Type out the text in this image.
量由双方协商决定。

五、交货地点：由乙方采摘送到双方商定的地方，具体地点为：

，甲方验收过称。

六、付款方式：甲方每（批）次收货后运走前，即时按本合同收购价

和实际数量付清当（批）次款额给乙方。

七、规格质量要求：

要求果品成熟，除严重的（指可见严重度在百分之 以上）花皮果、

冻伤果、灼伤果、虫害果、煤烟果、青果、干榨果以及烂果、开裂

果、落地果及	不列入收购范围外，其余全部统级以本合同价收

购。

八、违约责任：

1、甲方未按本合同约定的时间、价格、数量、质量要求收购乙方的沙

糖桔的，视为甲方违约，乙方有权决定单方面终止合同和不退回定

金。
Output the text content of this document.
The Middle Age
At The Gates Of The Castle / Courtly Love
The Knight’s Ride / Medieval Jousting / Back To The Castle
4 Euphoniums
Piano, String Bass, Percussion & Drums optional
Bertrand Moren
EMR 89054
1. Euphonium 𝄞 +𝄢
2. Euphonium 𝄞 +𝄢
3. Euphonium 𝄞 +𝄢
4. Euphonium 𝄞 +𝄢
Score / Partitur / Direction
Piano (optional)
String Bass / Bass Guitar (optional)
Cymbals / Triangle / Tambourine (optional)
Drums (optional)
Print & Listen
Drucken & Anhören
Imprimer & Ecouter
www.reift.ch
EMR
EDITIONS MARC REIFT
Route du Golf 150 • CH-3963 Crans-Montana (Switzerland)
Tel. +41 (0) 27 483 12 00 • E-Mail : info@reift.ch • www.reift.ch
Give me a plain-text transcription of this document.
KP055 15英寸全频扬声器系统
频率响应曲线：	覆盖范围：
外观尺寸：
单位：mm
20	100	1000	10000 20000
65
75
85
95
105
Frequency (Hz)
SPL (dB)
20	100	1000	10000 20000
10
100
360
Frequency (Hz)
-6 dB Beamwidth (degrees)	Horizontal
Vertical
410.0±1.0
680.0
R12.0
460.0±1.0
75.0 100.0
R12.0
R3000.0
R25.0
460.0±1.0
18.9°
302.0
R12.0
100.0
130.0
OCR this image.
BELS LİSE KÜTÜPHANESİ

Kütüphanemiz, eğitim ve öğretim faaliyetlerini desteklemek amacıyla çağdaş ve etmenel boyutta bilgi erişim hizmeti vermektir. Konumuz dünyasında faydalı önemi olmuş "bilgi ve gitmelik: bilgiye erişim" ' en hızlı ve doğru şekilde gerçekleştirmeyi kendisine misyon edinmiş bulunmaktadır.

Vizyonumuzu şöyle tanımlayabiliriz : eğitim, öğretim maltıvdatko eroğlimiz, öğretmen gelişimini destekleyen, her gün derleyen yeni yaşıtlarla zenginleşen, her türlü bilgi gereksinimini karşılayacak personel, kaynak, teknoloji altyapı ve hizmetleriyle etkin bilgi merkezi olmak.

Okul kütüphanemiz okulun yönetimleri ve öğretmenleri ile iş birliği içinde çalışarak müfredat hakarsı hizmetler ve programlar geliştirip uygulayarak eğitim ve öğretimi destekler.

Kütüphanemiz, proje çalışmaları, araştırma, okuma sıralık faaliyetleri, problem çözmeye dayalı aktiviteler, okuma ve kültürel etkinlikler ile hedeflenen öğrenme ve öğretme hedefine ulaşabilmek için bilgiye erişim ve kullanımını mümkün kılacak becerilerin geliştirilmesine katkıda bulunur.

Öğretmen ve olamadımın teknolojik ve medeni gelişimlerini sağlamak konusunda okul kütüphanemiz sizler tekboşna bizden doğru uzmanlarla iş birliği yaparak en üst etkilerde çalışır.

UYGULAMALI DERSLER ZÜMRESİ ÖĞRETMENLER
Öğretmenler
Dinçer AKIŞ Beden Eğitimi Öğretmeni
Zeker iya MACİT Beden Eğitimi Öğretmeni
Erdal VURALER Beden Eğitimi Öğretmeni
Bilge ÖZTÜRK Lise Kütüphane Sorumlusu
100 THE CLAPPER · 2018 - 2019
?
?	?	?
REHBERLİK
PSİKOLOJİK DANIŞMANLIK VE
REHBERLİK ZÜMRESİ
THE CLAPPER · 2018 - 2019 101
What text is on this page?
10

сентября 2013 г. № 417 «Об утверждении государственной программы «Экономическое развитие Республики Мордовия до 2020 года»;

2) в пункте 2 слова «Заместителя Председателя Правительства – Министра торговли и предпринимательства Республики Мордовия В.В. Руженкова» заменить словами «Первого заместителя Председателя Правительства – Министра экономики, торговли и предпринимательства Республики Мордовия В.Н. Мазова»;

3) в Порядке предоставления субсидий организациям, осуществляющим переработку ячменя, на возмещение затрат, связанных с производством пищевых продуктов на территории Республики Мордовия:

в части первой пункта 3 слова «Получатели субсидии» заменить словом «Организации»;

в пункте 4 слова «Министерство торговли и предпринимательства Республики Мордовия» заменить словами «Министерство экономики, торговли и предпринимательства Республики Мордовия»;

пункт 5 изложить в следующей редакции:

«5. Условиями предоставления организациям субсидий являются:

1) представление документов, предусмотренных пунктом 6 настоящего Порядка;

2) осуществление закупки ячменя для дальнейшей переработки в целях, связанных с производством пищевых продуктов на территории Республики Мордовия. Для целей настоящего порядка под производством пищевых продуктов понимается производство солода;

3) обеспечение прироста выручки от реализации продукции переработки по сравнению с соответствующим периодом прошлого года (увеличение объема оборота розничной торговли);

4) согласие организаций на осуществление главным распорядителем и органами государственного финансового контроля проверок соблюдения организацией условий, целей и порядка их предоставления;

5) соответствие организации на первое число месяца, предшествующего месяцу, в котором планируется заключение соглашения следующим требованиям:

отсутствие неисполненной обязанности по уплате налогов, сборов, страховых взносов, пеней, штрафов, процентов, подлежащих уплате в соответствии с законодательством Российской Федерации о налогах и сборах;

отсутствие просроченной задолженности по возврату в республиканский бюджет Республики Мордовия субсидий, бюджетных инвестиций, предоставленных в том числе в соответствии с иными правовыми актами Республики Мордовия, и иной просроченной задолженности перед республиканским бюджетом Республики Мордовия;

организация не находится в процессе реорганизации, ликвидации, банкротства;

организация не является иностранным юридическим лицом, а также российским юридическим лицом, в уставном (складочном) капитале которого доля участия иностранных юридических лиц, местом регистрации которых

| Aim |
Exactly as they are written, print the entries again.

| Answer to this task |
Type out the text in this image.
量由双方协商决定。

五、交货地点：由乙方采摘送到双方商定的地方，具体地点为：

，甲方验收过称。

六、付款方式：甲方每（批）次收货后运走前，即时按本合同收购价

和实际数量付清当（批）次款额给乙方。

七、规格质量要求：

要求果品成熟，除严重的（指可见严重度在百分之 以上）花皮果、

冻伤果、灼伤果、虫害果、煤烟果、青果、干榨果以及烂果、开裂

果、落地果及	不列入收购范围外，其余全部统级以本合同价收

购。

八、违约责任：

1、甲方未按本合同约定的时间、价格、数量、质量要求收购乙方的沙

糖桔的，视为甲方违约，乙方有权决定单方面终止合同和不退回定

金。
Output the text content of this document.
The Middle Age
At The Gates Of The Castle / Courtly Love
The Knight’s Ride / Medieval Jousting / Back To The Castle
4 Euphoniums
Piano, String Bass, Percussion & Drums optional
Bertrand Moren
EMR 89054
1. Euphonium 𝄞 +𝄢
2. Euphonium 𝄞 +𝄢
3. Euphonium 𝄞 +𝄢
4. Euphonium 𝄞 +𝄢
Score / Partitur / Direction
Piano (optional)
String Bass / Bass Guitar (optional)
Cymbals / Triangle / Tambourine (optional)
Drums (optional)
Print & Listen
Drucken & Anhören
Imprimer & Ecouter
www.reift.ch
EMR
EDITIONS MARC REIFT
Route du Golf 150 • CH-3963 Crans-Montana (Switzerland)
Tel. +41 (0) 27 483 12 00 • E-Mail : info@reift.ch • www.reift.ch
Give me a plain-text transcription of this document.
KP055 15英寸全频扬声器系统
频率响应曲线：	覆盖范围：
外观尺寸：
单位：mm
20	100	1000	10000 20000
65
75
85
95
105
Frequency (Hz)
SPL (dB)
20	100	1000	10000 20000
10
100
360
Frequency (Hz)
-6 dB Beamwidth (degrees)	Horizontal
Vertical
410.0±1.0
680.0
R12.0
460.0±1.0
75.0 100.0
R12.0
R3000.0
R25.0
460.0±1.0
18.9°
302.0
R12.0
100.0
130.0
OCR this image.
BELS LİSE KÜTÜPHANESİ

Kütüphanemiz, eğitim ve öğretim faaliyetlerini desteklemek amacıyla çağdaş ve etmenel boyutta bilgi erişim hizmeti vermektir. Konumuz dünyasında faydalı önemi olmuş "bilgi ve gitmelik: bilgiye erişim" ' en hızlı ve doğru şekilde gerçekleştirmeyi kendisine misyon edinmiş bulunmaktadır.

Vizyonumuzu şöyle tanımlayabiliriz : eğitim, öğretim maltıvdatko eroğlimiz, öğretmen gelişimini destekleyen, her gün derleyen yeni yaşıtlarla zenginleşen, her türlü bilgi gereksinimini karşılayacak personel, kaynak, teknoloji altyapı ve hizmetleriyle etkin bilgi merkezi olmak.

Okul kütüphanemiz okulun yönetimleri ve öğretmenleri ile iş birliği içinde çalışarak müfredat hakarsı hizmetler ve programlar geliştirip uygulayarak eğitim ve öğretimi destekler.

Kütüphanemiz, proje çalışmaları, araştırma, okuma sıralık faaliyetleri, problem çözmeye dayalı aktiviteler, okuma ve kültürel etkinlikler ile hedeflenen öğrenme ve öğretme hedefine ulaşabilmek için bilgiye erişim ve kullanımını mümkün kılacak becerilerin geliştirilmesine katkıda bulunur.

Öğretmen ve olamadımın teknolojik ve medeni gelişimlerini sağlamak konusunda okul kütüphanemiz sizler tekboşna bizden doğru uzmanlarla iş birliği yaparak en üst etkilerde çalışır.

UYGULAMALI DERSLER ZÜMRESİ ÖĞRETMENLER
Öğretmenler
Dinçer AKIŞ Beden Eğitimi Öğretmeni
Zeker iya MACİT Beden Eğitimi Öğretmeni
Erdal VURALER Beden Eğitimi Öğretmeni
Bilge ÖZTÜRK Lise Kütüphane Sorumlusu
100 THE CLAPPER · 2018 - 2019
?
?	?	?
REHBERLİK
PSİKOLOJİK DANIŞMANLIK VE
REHBERLİK ZÜMRESİ
THE CLAPPER · 2018 - 2019 101
What text is on this page?
10

сентября 2013 г. № 417 «Об утверждении государственной программы «Экономическое развитие Республики Мордовия до 2020 года»;

2) в пункте 2 слова «Заместителя Председателя Правительства – Министра торговли и предпринимательства Республики Мордовия В.В. Руженкова» заменить словами «Первого заместителя Председателя Правительства – Министра экономики, торговли и предпринимательства Республики Мордовия В.Н. Мазова»;

3) в Порядке предоставления субсидий организациям, осуществляющим переработку ячменя, на возмещение затрат, связанных с производством пищевых продуктов на территории Республики Мордовия:

в части первой пункта 3 слова «Получатели субсидии» заменить словом «Организации»;

в пункте 4 слова «Министерство торговли и предпринимательства Республики Мордовия» заменить словами «Министерство экономики, торговли и предпринимательства Республики Мордовия»;

пункт 5 изложить в следующей редакции:

«5. Условиями предоставления организациям субсидий являются:

1) представление документов, предусмотренных пунктом 6 настоящего Порядка;

2) осуществление закупки ячменя для дальнейшей переработки в целях, связанных с производством пищевых продуктов на территории Республики Мордовия. Для целей настоящего порядка под производством пищевых продуктов понимается производство солода;

3) обеспечение прироста выручки от реализации продукции переработки по сравнению с соответствующим периодом прошлого года (увеличение объема оборота розничной торговли);

4) согласие организаций на осуществление главным распорядителем и органами государственного финансового контроля проверок соблюдения организацией условий, целей и порядка их предоставления;

5) соответствие организации на первое число месяца, предшествующего месяцу, в котором планируется заключение соглашения следующим требованиям:

отсутствие неисполненной обязанности по уплате налогов, сборов, страховых взносов, пеней, штрафов, процентов, подлежащих уплате в соответствии с законодательством Российской Федерации о налогах и сборах;

отсутствие просроченной задолженности по возврату в республиканский бюджет Республики Мордовия субсидий, бюджетных инвестиций, предоставленных в том числе в соответствии с иными правовыми актами Республики Мордовия, и иной просроченной задолженности перед республиканским бюджетом Республики Мордовия;

организация не находится в процессе реорганизации, ликвидации, банкротства;

организация не является иностранным юридическим лицом, а также российским юридическим лицом, в уставном (складочном) капитале которого доля участия иностранных юридических лиц, местом регистрации которых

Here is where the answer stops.